Data for this task.
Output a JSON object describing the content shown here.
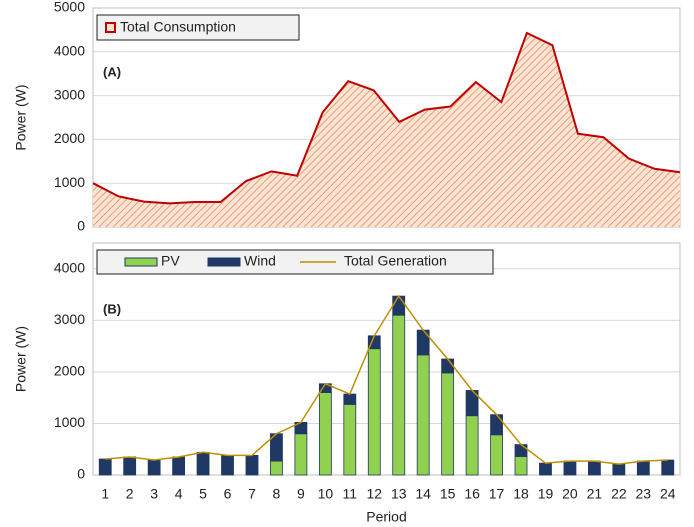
{
  "chart_data": [
    {
      "type": "area",
      "ylabel": "Power (W)",
      "annotation": "(A)",
      "series": [
        {
          "name": "Total Consumption",
          "color": "#c00000",
          "values": [
            1000,
            700,
            580,
            540,
            570,
            570,
            1050,
            1270,
            1170,
            2620,
            3330,
            3120,
            2400,
            2680,
            2750,
            3310,
            2850,
            4430,
            4150,
            2130,
            2050,
            1560,
            1330,
            1250
          ]
        }
      ],
      "ylim": [
        0,
        5000
      ],
      "yticks": [
        0,
        1000,
        2000,
        3000,
        4000,
        5000
      ],
      "grid": true,
      "legend": "top-left"
    },
    {
      "type": "bar",
      "stacked": true,
      "ylabel": "Power (W)",
      "xlabel": "Period",
      "annotation": "(B)",
      "categories": [
        "1",
        "2",
        "3",
        "4",
        "5",
        "6",
        "7",
        "8",
        "9",
        "10",
        "11",
        "12",
        "13",
        "14",
        "15",
        "16",
        "17",
        "18",
        "19",
        "20",
        "21",
        "22",
        "23",
        "24"
      ],
      "series": [
        {
          "name": "PV",
          "color": "#92d050",
          "values": [
            0,
            0,
            0,
            0,
            0,
            0,
            0,
            270,
            800,
            1600,
            1370,
            2450,
            3100,
            2330,
            1980,
            1150,
            780,
            360,
            0,
            0,
            0,
            0,
            0,
            0
          ]
        },
        {
          "name": "Wind",
          "color": "#1f3864",
          "values": [
            310,
            350,
            290,
            350,
            440,
            380,
            380,
            530,
            220,
            170,
            200,
            250,
            370,
            480,
            270,
            490,
            390,
            230,
            230,
            270,
            270,
            210,
            270,
            290
          ]
        },
        {
          "name": "Total Generation",
          "color": "#bf9000",
          "type": "line",
          "values": [
            310,
            350,
            290,
            350,
            440,
            380,
            380,
            800,
            1020,
            1770,
            1570,
            2700,
            3470,
            2810,
            2250,
            1640,
            1170,
            590,
            230,
            270,
            270,
            210,
            270,
            290
          ]
        }
      ],
      "ylim": [
        0,
        4500
      ],
      "yticks": [
        0,
        1000,
        2000,
        3000,
        4000
      ],
      "grid": true,
      "legend": "top-left"
    }
  ]
}
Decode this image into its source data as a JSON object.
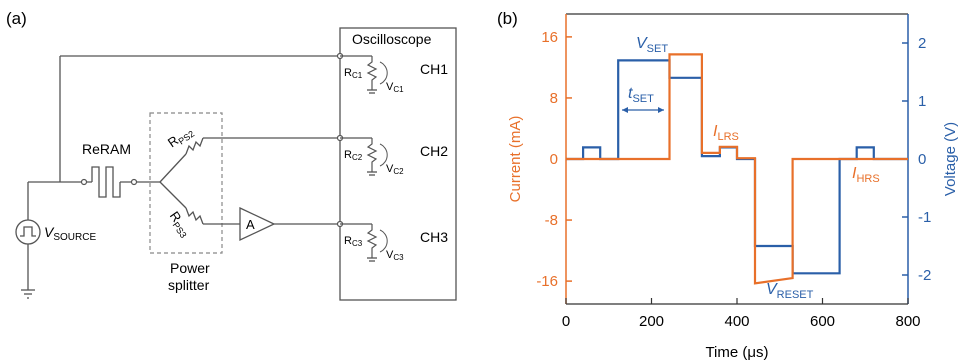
{
  "panel_a": {
    "label": "(a)",
    "oscilloscope": "Oscilloscope",
    "reram": "ReRAM",
    "source": {
      "main": "V",
      "sub": "SOURCE"
    },
    "splitter": {
      "line1": "Power",
      "line2": "splitter"
    },
    "amp": "A",
    "rps2": {
      "main": "R",
      "sub": "PS2"
    },
    "rps3": {
      "main": "R",
      "sub": "PS3"
    },
    "channels": [
      {
        "name": "CH1",
        "r_main": "R",
        "r_sub": "C1",
        "v_main": "V",
        "v_sub": "C1"
      },
      {
        "name": "CH2",
        "r_main": "R",
        "r_sub": "C2",
        "v_main": "V",
        "v_sub": "C2"
      },
      {
        "name": "CH3",
        "r_main": "R",
        "r_sub": "C3",
        "v_main": "V",
        "v_sub": "C3"
      }
    ]
  },
  "panel_b": {
    "label": "(b)",
    "annotations": {
      "vset": {
        "main": "V",
        "sub": "SET"
      },
      "tset": {
        "main": "t",
        "sub": "SET"
      },
      "ilrs": {
        "main": "I",
        "sub": "LRS"
      },
      "ihrs": {
        "main": "I",
        "sub": "HRS"
      },
      "vreset": {
        "main": "V",
        "sub": "RESET"
      }
    }
  },
  "chart_data": {
    "type": "line",
    "xlabel": "Time (μs)",
    "ylabel_left": "Current (mA)",
    "ylabel_right": "Voltage (V)",
    "xlim": [
      0,
      800
    ],
    "ylim_left": [
      -19,
      19
    ],
    "ylim_right": [
      -2.5,
      2.5
    ],
    "x_ticks": [
      0,
      200,
      400,
      600,
      800
    ],
    "y_left_ticks": [
      -16,
      -8,
      0,
      8,
      16
    ],
    "y_right_ticks": [
      -2,
      -1,
      0,
      1,
      2
    ],
    "colors": {
      "current": "#e8702a",
      "voltage": "#2a5fa8"
    },
    "series": [
      {
        "name": "Current",
        "axis": "left",
        "x": [
          0,
          242,
          242,
          318,
          318,
          360,
          360,
          400,
          400,
          442,
          442,
          530,
          530,
          800
        ],
        "y": [
          0,
          0,
          13.7,
          13.7,
          0.8,
          0.8,
          1.6,
          1.6,
          0.1,
          0.1,
          -16.3,
          -15.6,
          0,
          0
        ]
      },
      {
        "name": "Voltage",
        "axis": "right",
        "x": [
          0,
          40,
          40,
          80,
          80,
          122,
          122,
          242,
          242,
          318,
          318,
          360,
          360,
          400,
          400,
          442,
          442,
          530,
          530,
          640,
          640,
          680,
          680,
          720,
          720,
          800
        ],
        "y": [
          0,
          0,
          0.2,
          0.2,
          0,
          0,
          1.7,
          1.7,
          1.4,
          1.4,
          0.05,
          0.05,
          0.2,
          0.2,
          0,
          0,
          -1.5,
          -1.5,
          -1.97,
          -1.97,
          0,
          0,
          0.2,
          0.2,
          0,
          0
        ]
      }
    ]
  }
}
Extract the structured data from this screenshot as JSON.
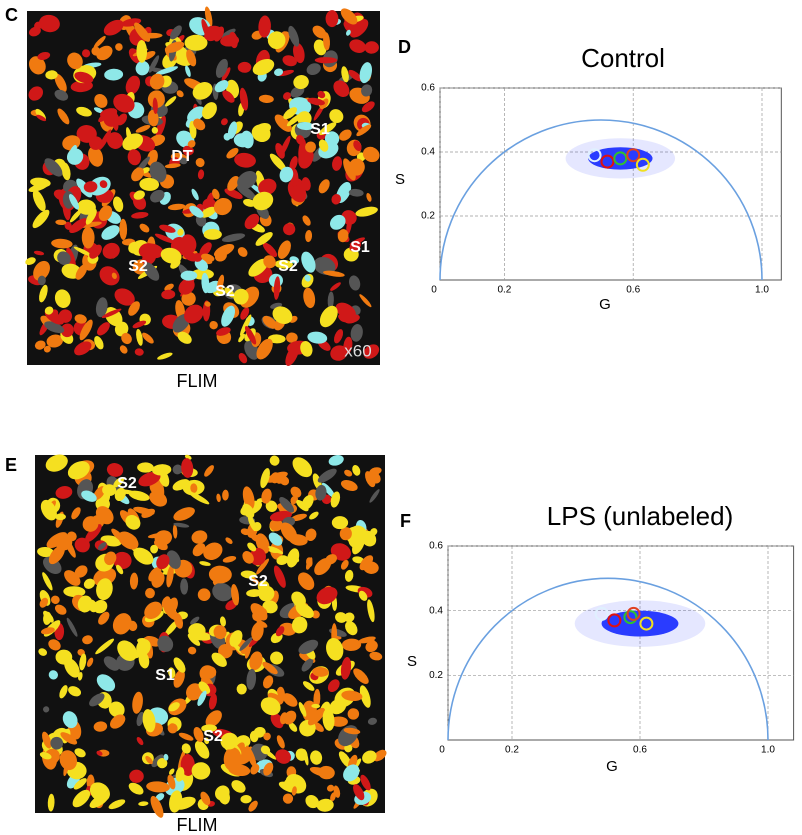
{
  "images": [
    {
      "letter": "C",
      "labels": [
        "DT",
        "S1",
        "S1",
        "S2",
        "S2",
        "S2"
      ],
      "magnification": "x60",
      "caption": "FLIM"
    },
    {
      "letter": "E",
      "labels": [
        "S2",
        "S2",
        "S1",
        "S2"
      ],
      "caption": "FLIM"
    }
  ],
  "chart_data": [
    {
      "type": "scatter",
      "panel": "D",
      "title": "Control",
      "x_label": "G",
      "y_label": "S",
      "xlim": [
        0,
        1.06
      ],
      "ylim": [
        0,
        0.6
      ],
      "xticks": [
        0,
        0.2,
        0.6,
        {
          "value": 1,
          "label": "1.0"
        }
      ],
      "yticks": [
        0.2,
        0.4,
        0.6
      ],
      "grid": true,
      "semicircle": [
        0,
        1
      ],
      "cloud": {
        "g": 0.56,
        "s": 0.38,
        "rg": 0.1,
        "rs": 0.035,
        "color": "#2a3cff"
      },
      "points": {
        "x": [
          0.48,
          0.52,
          0.56,
          0.6,
          0.63
        ],
        "y": [
          0.39,
          0.37,
          0.38,
          0.39,
          0.36
        ],
        "colors": [
          "#e0f0ff",
          "#e01010",
          "#30c030",
          "#e04020",
          "#f0e020"
        ]
      }
    },
    {
      "type": "scatter",
      "panel": "F",
      "title": "LPS (unlabeled)",
      "x_label": "G",
      "y_label": "S",
      "xlim": [
        0,
        1.08
      ],
      "ylim": [
        0,
        0.6
      ],
      "xticks": [
        0,
        0.2,
        0.6,
        {
          "value": 1,
          "label": "1.0"
        }
      ],
      "yticks": [
        0.2,
        0.4,
        0.6
      ],
      "grid": true,
      "semicircle": [
        0,
        1
      ],
      "cloud": {
        "g": 0.6,
        "s": 0.36,
        "rg": 0.12,
        "rs": 0.04,
        "color": "#2a3cff"
      },
      "points": {
        "x": [
          0.48,
          0.52,
          0.57,
          0.58,
          0.62
        ],
        "y": [
          0.39,
          0.37,
          0.38,
          0.39,
          0.36
        ],
        "colors": [
          "#e0f0ff",
          "#e01010",
          "#30c030",
          "#e04020",
          "#f0e020"
        ]
      }
    }
  ]
}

Required work. Except for the pictures, reproduce every line exactly.

Solution to this exercise.
Output a JSON object describing the content shown here.
{
  "chart_data": [
    {
      "type": "area",
      "ylabel": "Power (W)",
      "annotation": "(A)",
      "series": [
        {
          "name": "Total Consumption",
          "color": "#c00000",
          "values": [
            1000,
            700,
            580,
            540,
            570,
            570,
            1050,
            1270,
            1170,
            2620,
            3330,
            3120,
            2400,
            2680,
            2750,
            3310,
            2850,
            4430,
            4150,
            2130,
            2050,
            1560,
            1330,
            1250
          ]
        }
      ],
      "ylim": [
        0,
        5000
      ],
      "yticks": [
        0,
        1000,
        2000,
        3000,
        4000,
        5000
      ],
      "grid": true,
      "legend": "top-left"
    },
    {
      "type": "bar",
      "stacked": true,
      "ylabel": "Power (W)",
      "xlabel": "Period",
      "annotation": "(B)",
      "categories": [
        "1",
        "2",
        "3",
        "4",
        "5",
        "6",
        "7",
        "8",
        "9",
        "10",
        "11",
        "12",
        "13",
        "14",
        "15",
        "16",
        "17",
        "18",
        "19",
        "20",
        "21",
        "22",
        "23",
        "24"
      ],
      "series": [
        {
          "name": "PV",
          "color": "#92d050",
          "values": [
            0,
            0,
            0,
            0,
            0,
            0,
            0,
            270,
            800,
            1600,
            1370,
            2450,
            3100,
            2330,
            1980,
            1150,
            780,
            360,
            0,
            0,
            0,
            0,
            0,
            0
          ]
        },
        {
          "name": "Wind",
          "color": "#1f3864",
          "values": [
            310,
            350,
            290,
            350,
            440,
            380,
            380,
            530,
            220,
            170,
            200,
            250,
            370,
            480,
            270,
            490,
            390,
            230,
            230,
            270,
            270,
            210,
            270,
            290
          ]
        },
        {
          "name": "Total Generation",
          "color": "#bf9000",
          "type": "line",
          "values": [
            310,
            350,
            290,
            350,
            440,
            380,
            380,
            800,
            1020,
            1770,
            1570,
            2700,
            3470,
            2810,
            2250,
            1640,
            1170,
            590,
            230,
            270,
            270,
            210,
            270,
            290
          ]
        }
      ],
      "ylim": [
        0,
        4500
      ],
      "yticks": [
        0,
        1000,
        2000,
        3000,
        4000
      ],
      "grid": true,
      "legend": "top-left"
    }
  ]
}
Decode this image into its source data as a JSON object.
{
  "panel_a": {
    "label": "(a)",
    "oscilloscope": "Oscilloscope",
    "reram": "ReRAM",
    "source": {
      "main": "V",
      "sub": "SOURCE"
    },
    "splitter": {
      "line1": "Power",
      "line2": "splitter"
    },
    "amp": "A",
    "rps2": {
      "main": "R",
      "sub": "PS2"
    },
    "rps3": {
      "main": "R",
      "sub": "PS3"
    },
    "channels": [
      {
        "name": "CH1",
        "r_main": "R",
        "r_sub": "C1",
        "v_main": "V",
        "v_sub": "C1"
      },
      {
        "name": "CH2",
        "r_main": "R",
        "r_sub": "C2",
        "v_main": "V",
        "v_sub": "C2"
      },
      {
        "name": "CH3",
        "r_main": "R",
        "r_sub": "C3",
        "v_main": "V",
        "v_sub": "C3"
      }
    ]
  },
  "panel_b": {
    "label": "(b)",
    "annotations": {
      "vset": {
        "main": "V",
        "sub": "SET"
      },
      "tset": {
        "main": "t",
        "sub": "SET"
      },
      "ilrs": {
        "main": "I",
        "sub": "LRS"
      },
      "ihrs": {
        "main": "I",
        "sub": "HRS"
      },
      "vreset": {
        "main": "V",
        "sub": "RESET"
      }
    }
  },
  "chart_data": {
    "type": "line",
    "xlabel": "Time (μs)",
    "ylabel_left": "Current (mA)",
    "ylabel_right": "Voltage (V)",
    "xlim": [
      0,
      800
    ],
    "ylim_left": [
      -19,
      19
    ],
    "ylim_right": [
      -2.5,
      2.5
    ],
    "x_ticks": [
      0,
      200,
      400,
      600,
      800
    ],
    "y_left_ticks": [
      -16,
      -8,
      0,
      8,
      16
    ],
    "y_right_ticks": [
      -2,
      -1,
      0,
      1,
      2
    ],
    "colors": {
      "current": "#e8702a",
      "voltage": "#2a5fa8"
    },
    "series": [
      {
        "name": "Current",
        "axis": "left",
        "x": [
          0,
          242,
          242,
          318,
          318,
          360,
          360,
          400,
          400,
          442,
          442,
          530,
          530,
          800
        ],
        "y": [
          0,
          0,
          13.7,
          13.7,
          0.8,
          0.8,
          1.6,
          1.6,
          0.1,
          0.1,
          -16.3,
          -15.6,
          0,
          0
        ]
      },
      {
        "name": "Voltage",
        "axis": "right",
        "x": [
          0,
          40,
          40,
          80,
          80,
          122,
          122,
          242,
          242,
          318,
          318,
          360,
          360,
          400,
          400,
          442,
          442,
          530,
          530,
          640,
          640,
          680,
          680,
          720,
          720,
          800
        ],
        "y": [
          0,
          0,
          0.2,
          0.2,
          0,
          0,
          1.7,
          1.7,
          1.4,
          1.4,
          0.05,
          0.05,
          0.2,
          0.2,
          0,
          0,
          -1.5,
          -1.5,
          -1.97,
          -1.97,
          0,
          0,
          0.2,
          0.2,
          0,
          0
        ]
      }
    ]
  }
}
Extract the structured data from this screenshot as JSON.
{
  "images": [
    {
      "letter": "C",
      "labels": [
        "DT",
        "S1",
        "S1",
        "S2",
        "S2",
        "S2"
      ],
      "magnification": "x60",
      "caption": "FLIM"
    },
    {
      "letter": "E",
      "labels": [
        "S2",
        "S2",
        "S1",
        "S2"
      ],
      "caption": "FLIM"
    }
  ],
  "chart_data": [
    {
      "type": "scatter",
      "panel": "D",
      "title": "Control",
      "x_label": "G",
      "y_label": "S",
      "xlim": [
        0,
        1.06
      ],
      "ylim": [
        0,
        0.6
      ],
      "xticks": [
        0,
        0.2,
        0.6,
        {
          "value": 1,
          "label": "1.0"
        }
      ],
      "yticks": [
        0.2,
        0.4,
        0.6
      ],
      "grid": true,
      "semicircle": [
        0,
        1
      ],
      "cloud": {
        "g": 0.56,
        "s": 0.38,
        "rg": 0.1,
        "rs": 0.035,
        "color": "#2a3cff"
      },
      "points": {
        "x": [
          0.48,
          0.52,
          0.56,
          0.6,
          0.63
        ],
        "y": [
          0.39,
          0.37,
          0.38,
          0.39,
          0.36
        ],
        "colors": [
          "#e0f0ff",
          "#e01010",
          "#30c030",
          "#e04020",
          "#f0e020"
        ]
      }
    },
    {
      "type": "scatter",
      "panel": "F",
      "title": "LPS (unlabeled)",
      "x_label": "G",
      "y_label": "S",
      "xlim": [
        0,
        1.08
      ],
      "ylim": [
        0,
        0.6
      ],
      "xticks": [
        0,
        0.2,
        0.6,
        {
          "value": 1,
          "label": "1.0"
        }
      ],
      "yticks": [
        0.2,
        0.4,
        0.6
      ],
      "grid": true,
      "semicircle": [
        0,
        1
      ],
      "cloud": {
        "g": 0.6,
        "s": 0.36,
        "rg": 0.12,
        "rs": 0.04,
        "color": "#2a3cff"
      },
      "points": {
        "x": [
          0.48,
          0.52,
          0.57,
          0.58,
          0.62
        ],
        "y": [
          0.39,
          0.37,
          0.38,
          0.39,
          0.36
        ],
        "colors": [
          "#e0f0ff",
          "#e01010",
          "#30c030",
          "#e04020",
          "#f0e020"
        ]
      }
    }
  ]
}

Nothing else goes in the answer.